- [AIM]: Return the lines below that carry the word "color".

- [EXTRACTED MATERIAL]:
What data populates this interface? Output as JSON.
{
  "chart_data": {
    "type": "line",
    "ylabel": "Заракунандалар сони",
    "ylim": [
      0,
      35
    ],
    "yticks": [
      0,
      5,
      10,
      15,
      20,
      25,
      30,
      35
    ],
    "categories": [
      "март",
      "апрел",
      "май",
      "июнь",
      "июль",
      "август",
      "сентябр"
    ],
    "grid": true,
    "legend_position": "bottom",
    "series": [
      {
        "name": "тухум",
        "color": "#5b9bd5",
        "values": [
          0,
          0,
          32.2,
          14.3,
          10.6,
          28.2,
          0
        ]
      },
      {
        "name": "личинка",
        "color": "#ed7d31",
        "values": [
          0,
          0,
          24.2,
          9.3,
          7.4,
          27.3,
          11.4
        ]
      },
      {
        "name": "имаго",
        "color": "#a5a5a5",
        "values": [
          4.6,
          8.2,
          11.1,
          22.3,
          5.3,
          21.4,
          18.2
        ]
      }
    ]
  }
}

- [THE ANSWER]:
        "color": "#5b9bd5",
        "color": "#ed7d31",
        "color": "#a5a5a5",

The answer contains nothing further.